- **Aim of the task**
Copy every line of the records below where the word "transforme" occurs.

··· Supplied records ···

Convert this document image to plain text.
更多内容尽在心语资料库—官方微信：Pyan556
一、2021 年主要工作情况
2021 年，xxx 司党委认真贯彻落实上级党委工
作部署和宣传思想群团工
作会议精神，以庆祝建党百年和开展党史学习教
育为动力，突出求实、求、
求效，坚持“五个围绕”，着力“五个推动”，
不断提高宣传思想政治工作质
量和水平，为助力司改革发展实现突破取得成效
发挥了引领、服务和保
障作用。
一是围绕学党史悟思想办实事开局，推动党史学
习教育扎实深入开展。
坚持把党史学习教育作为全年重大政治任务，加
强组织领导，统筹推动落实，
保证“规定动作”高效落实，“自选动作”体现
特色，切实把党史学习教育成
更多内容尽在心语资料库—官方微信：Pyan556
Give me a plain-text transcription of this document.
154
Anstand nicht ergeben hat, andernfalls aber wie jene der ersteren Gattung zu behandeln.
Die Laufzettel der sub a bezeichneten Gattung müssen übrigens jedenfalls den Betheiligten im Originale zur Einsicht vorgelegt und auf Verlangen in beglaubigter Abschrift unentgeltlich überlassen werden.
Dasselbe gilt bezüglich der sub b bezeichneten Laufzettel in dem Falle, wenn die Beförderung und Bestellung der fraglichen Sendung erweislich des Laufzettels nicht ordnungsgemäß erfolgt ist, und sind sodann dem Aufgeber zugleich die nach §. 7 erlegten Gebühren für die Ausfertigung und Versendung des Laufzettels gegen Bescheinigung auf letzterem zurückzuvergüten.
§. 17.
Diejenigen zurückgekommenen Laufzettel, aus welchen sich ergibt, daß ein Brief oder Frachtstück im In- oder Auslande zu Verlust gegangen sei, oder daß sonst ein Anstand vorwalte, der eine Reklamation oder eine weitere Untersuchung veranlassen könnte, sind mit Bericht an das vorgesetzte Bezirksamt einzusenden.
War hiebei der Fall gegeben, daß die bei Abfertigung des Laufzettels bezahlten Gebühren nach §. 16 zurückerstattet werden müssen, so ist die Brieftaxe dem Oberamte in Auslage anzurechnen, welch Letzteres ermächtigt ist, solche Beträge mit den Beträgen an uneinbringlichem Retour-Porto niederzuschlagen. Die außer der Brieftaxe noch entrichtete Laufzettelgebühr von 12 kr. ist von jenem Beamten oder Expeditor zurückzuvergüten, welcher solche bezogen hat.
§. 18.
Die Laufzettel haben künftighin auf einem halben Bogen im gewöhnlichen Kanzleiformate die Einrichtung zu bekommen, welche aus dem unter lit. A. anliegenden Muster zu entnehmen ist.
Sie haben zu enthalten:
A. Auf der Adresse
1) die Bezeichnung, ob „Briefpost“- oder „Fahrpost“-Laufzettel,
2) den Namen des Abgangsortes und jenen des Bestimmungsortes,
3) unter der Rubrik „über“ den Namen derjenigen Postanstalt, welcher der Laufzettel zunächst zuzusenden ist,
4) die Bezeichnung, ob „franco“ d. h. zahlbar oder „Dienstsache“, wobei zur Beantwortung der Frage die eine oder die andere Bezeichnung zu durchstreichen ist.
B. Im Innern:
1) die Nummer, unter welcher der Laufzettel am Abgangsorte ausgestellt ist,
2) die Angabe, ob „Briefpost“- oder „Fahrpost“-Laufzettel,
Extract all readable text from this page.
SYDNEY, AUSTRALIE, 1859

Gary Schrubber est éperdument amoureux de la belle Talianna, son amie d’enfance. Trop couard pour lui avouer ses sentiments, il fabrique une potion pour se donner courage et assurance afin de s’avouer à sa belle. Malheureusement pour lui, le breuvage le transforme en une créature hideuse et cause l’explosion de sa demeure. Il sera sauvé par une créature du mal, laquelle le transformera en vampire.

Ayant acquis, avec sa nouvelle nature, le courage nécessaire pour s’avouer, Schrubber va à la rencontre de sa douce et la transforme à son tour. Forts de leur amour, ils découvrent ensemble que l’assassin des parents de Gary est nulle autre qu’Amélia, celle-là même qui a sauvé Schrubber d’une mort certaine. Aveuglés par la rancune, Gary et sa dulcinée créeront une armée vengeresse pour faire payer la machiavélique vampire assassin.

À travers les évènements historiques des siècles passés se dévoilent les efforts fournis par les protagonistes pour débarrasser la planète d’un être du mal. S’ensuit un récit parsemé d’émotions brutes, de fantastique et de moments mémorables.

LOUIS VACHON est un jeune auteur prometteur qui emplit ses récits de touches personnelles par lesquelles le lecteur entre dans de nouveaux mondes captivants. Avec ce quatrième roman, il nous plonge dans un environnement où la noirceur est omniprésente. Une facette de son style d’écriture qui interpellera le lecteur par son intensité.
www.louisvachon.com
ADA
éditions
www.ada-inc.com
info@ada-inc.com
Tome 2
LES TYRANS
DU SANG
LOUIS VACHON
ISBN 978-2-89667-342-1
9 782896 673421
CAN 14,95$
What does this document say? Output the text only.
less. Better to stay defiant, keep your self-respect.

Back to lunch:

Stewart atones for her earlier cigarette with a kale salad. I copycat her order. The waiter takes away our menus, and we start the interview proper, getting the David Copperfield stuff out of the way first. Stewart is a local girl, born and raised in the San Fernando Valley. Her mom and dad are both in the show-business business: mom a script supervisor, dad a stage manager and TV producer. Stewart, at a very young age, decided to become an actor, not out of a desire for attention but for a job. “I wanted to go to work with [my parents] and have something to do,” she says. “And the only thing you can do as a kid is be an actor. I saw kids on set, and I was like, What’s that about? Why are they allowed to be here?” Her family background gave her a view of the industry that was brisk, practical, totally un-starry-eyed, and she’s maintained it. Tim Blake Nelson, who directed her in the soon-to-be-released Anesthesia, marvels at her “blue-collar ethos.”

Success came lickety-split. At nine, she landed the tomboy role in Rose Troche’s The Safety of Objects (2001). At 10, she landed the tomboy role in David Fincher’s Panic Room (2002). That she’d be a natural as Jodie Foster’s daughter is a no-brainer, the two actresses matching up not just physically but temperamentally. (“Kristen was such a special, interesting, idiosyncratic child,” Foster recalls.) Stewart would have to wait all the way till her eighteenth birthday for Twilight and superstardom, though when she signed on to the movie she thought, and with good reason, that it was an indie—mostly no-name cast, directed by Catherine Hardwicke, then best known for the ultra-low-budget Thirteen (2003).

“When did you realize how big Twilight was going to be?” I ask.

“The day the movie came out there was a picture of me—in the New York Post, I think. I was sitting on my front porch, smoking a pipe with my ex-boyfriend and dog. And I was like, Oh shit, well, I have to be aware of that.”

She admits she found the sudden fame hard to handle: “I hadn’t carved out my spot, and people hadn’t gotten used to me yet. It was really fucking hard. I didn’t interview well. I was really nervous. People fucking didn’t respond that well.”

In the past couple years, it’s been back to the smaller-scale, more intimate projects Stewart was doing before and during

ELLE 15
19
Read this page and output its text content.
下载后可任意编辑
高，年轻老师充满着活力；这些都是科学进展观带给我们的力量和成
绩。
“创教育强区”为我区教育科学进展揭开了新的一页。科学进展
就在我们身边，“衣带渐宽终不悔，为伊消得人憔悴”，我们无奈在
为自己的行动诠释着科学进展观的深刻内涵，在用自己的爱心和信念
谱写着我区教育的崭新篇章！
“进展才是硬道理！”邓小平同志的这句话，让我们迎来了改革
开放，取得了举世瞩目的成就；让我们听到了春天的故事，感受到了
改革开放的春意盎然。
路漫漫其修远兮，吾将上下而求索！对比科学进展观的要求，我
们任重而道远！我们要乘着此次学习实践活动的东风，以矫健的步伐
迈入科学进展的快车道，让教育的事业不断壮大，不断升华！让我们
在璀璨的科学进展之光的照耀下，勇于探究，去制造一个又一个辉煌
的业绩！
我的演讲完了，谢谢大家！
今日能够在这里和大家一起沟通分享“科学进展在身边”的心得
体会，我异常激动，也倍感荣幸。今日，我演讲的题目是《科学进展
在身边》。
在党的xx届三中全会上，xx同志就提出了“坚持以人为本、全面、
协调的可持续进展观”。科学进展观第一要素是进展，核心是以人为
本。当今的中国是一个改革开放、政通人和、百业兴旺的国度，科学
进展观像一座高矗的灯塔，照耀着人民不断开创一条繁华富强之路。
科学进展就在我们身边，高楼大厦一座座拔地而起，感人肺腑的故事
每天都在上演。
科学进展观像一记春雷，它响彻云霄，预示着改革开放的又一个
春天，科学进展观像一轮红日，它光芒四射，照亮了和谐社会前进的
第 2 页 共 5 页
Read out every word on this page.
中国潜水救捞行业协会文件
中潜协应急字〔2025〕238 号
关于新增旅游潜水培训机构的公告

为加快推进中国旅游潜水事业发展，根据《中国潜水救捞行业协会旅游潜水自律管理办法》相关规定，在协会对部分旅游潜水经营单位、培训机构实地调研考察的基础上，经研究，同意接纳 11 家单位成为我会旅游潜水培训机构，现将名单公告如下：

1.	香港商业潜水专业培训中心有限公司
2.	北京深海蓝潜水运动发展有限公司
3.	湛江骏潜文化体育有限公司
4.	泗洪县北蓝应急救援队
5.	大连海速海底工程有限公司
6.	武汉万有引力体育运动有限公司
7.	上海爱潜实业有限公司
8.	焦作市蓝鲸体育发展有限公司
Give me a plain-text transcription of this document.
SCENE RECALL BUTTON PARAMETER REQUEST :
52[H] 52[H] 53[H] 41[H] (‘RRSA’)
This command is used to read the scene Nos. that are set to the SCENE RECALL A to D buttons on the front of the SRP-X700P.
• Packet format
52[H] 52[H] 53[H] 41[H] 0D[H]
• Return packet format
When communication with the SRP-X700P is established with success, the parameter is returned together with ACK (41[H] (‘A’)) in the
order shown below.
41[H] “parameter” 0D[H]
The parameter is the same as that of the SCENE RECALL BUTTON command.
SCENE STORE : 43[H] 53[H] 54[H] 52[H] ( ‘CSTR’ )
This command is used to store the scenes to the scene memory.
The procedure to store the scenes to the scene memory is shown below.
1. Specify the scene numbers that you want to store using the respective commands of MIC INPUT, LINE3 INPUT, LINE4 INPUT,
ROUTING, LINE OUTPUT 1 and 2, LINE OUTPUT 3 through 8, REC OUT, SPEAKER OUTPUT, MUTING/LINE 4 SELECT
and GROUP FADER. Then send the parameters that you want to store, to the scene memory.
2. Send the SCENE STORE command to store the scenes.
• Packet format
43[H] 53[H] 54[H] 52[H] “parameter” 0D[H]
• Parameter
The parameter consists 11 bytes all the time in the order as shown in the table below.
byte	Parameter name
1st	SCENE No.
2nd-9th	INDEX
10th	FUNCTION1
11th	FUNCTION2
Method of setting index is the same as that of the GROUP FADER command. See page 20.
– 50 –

···

- **Task output**
Gary Schrubber est éperdument amoureux de la belle Talianna, son amie d’enfance. Trop couard pour lui avouer ses sentiments, il fabrique une potion pour se donner courage et assurance afin de s’avouer à sa belle. Malheureusement pour lui, le breuvage le transforme en une créature hideuse et cause l’explosion de sa demeure. Il sera sauvé par une créature du mal, laquelle le transformera en vampire.
Ayant acquis, avec sa nouvelle nature, le courage nécessaire pour s’avouer, Schrubber va à la rencontre de sa douce et la transforme à son tour. Forts de leur amour, ils découvrent ensemble que l’assassin des parents de Gary est nulle autre qu’Amélia, celle-là même qui a sauvé Schrubber d’une mort certaine. Aveuglés par la rancune, Gary et sa dulcinée créeront une armée vengeresse pour faire payer la machiavélique vampire assassin.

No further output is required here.